Copy the lines holding the word "took", all of them.

* * * *

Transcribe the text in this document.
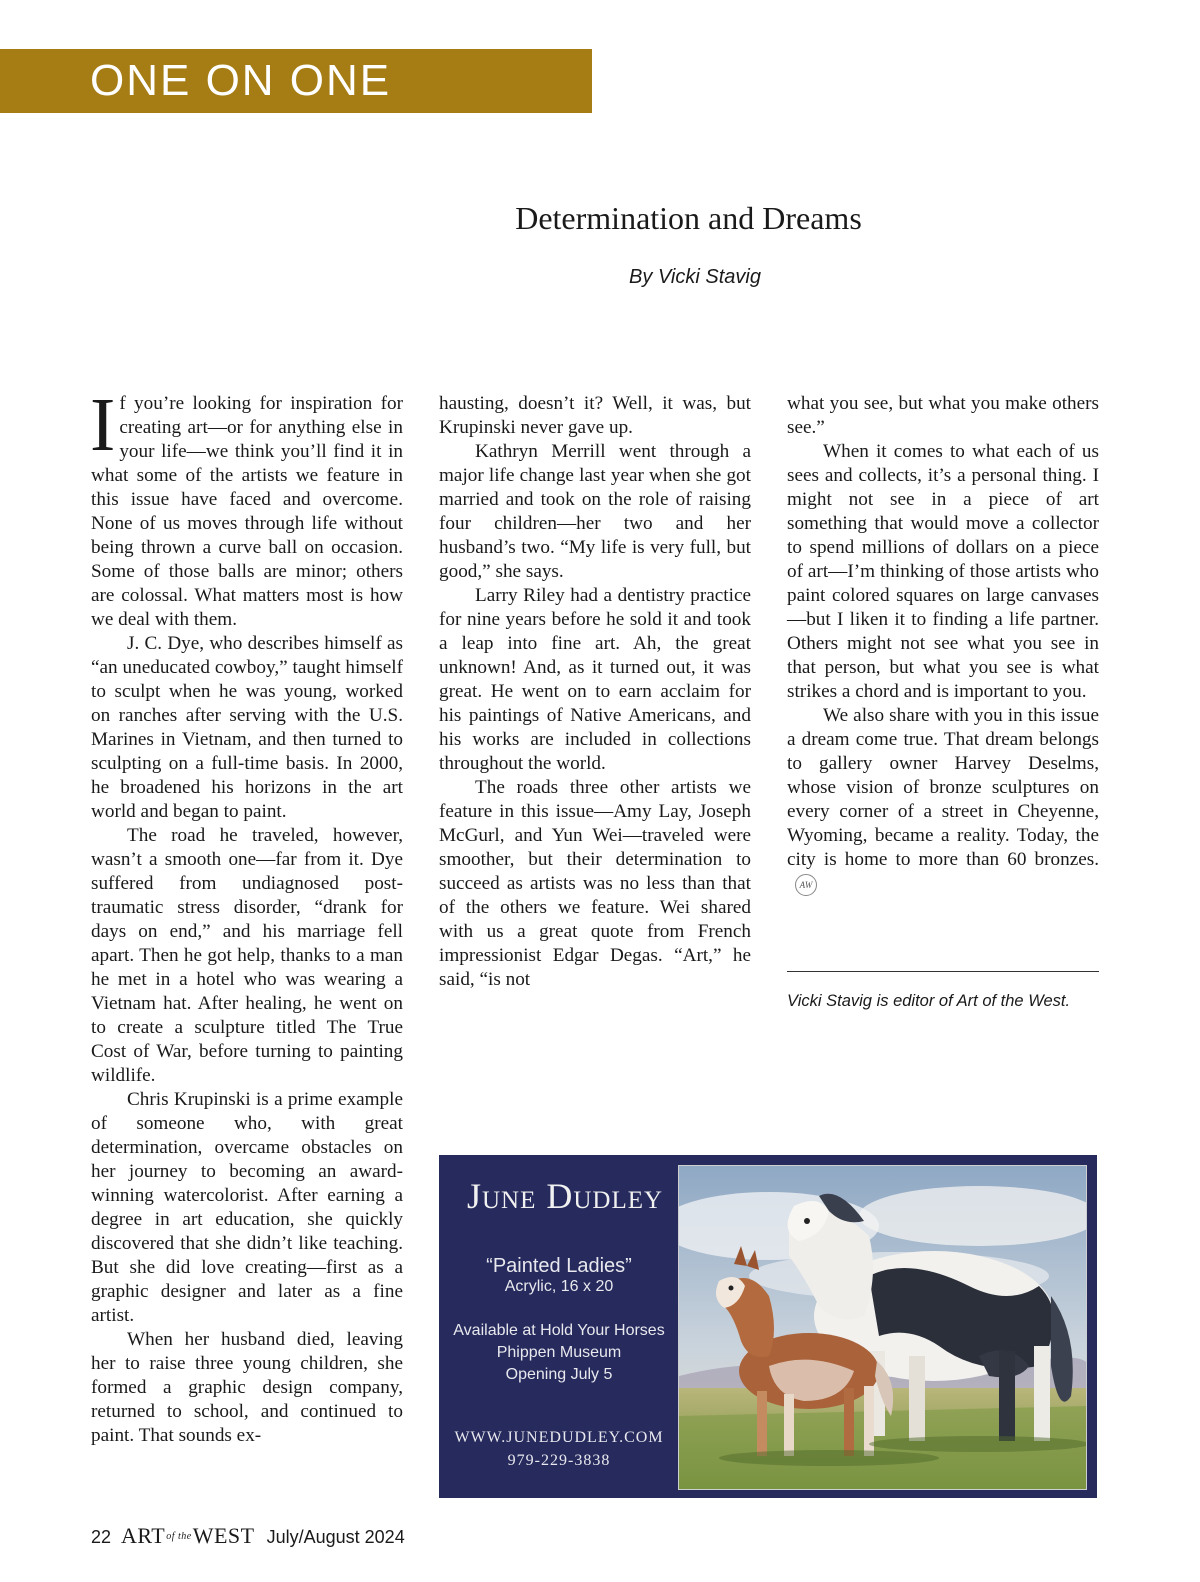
ONE ON ONE
Determination and Dreams
By Vicki Stavig

If you’re looking for inspiration for creating art—or for anything else in your life—we think you’ll find it in what some of the artists we feature in this issue have faced and overcome. None of us moves through life without being thrown a curve ball on occasion. Some of those balls are minor; others are colossal. What matters most is how we deal with them.

J. C. Dye, who describes himself as “an uneducated cowboy,” taught himself to sculpt when he was young, worked on ranches after serving with the U.S. Marines in Vietnam, and then turned to sculpting on a full-time basis. In 2000, he broadened his horizons in the art world and began to paint.

The road he traveled, however, wasn’t a smooth one—far from it. Dye suffered from undiagnosed post-traumatic stress disorder, “drank for days on end,” and his marriage fell apart. Then he got help, thanks to a man he met in a hotel who was wearing a Vietnam hat. After healing, he went on to create a sculpture titled The True Cost of War, before turning to painting wildlife.

Chris Krupinski is a prime example of someone who, with great determination, overcame obstacles on her journey to becoming an award-winning watercolorist. After earning a degree in art education, she quickly discovered that she didn’t like teaching. But she did love creating—first as a graphic designer and later as a fine artist.

When her husband died, leaving her to raise three young children, she formed a graphic design company, returned to school, and continued to paint. That sounds ex-

hausting, doesn’t it? Well, it was, but Krupinski never gave up.

Kathryn Merrill went through a major life change last year when she got married and took on the role of raising four children—her two and her husband’s two. “My life is very full, but good,” she says.

Larry Riley had a dentistry practice for nine years before he sold it and took a leap into fine art. Ah, the great unknown! And, as it turned out, it was great. He went on to earn acclaim for his paintings of Native Americans, and his works are included in collections throughout the world.

The roads three other artists we feature in this issue—Amy Lay, Joseph McGurl, and Yun Wei—traveled were smoother, but their determination to succeed as artists was no less than that of the others we feature. Wei shared with us a great quote from French impressionist Edgar Degas. “Art,” he said, “is not

what you see, but what you make others see.”

When it comes to what each of us sees and collects, it’s a personal thing. I might not see in a piece of art something that would move a collector to spend millions of dollars on a piece of art—I’m thinking of those artists who paint colored squares on large canvases—but I liken it to finding a life partner. Others might not see what you see in that person, but what you see is what strikes a chord and is important to you.

We also share with you in this issue a dream come true. That dream belongs to gallery owner Harvey Deselms, whose vision of bronze sculptures on every corner of a street in Cheyenne, Wyoming, became a reality. Today, the city is home to more than 60 bronzes.AW

Vicki Stavig is editor of Art of the West.
June Dudley
“Painted Ladies”
Acrylic, 16 x 20
Available at Hold Your Horses
Phippen Museum
Opening July 5
WWW.JUNEDUDLEY.COM
979-229-3838
22 ARTof theWEST July/August 2024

* * * *

■ **Response to the task**
Kathryn Merrill went through a major life change last year when she got married and took on the role of raising four children—her two and her husband’s two. “My life is very full, but good,” she says.
Larry Riley had a dentistry practice for nine years before he sold it and took a leap into fine art. Ah, the great unknown! And, as it turned out, it was great. He went on to earn acclaim for his paintings of Native Americans, and his works are included in collections throughout the world.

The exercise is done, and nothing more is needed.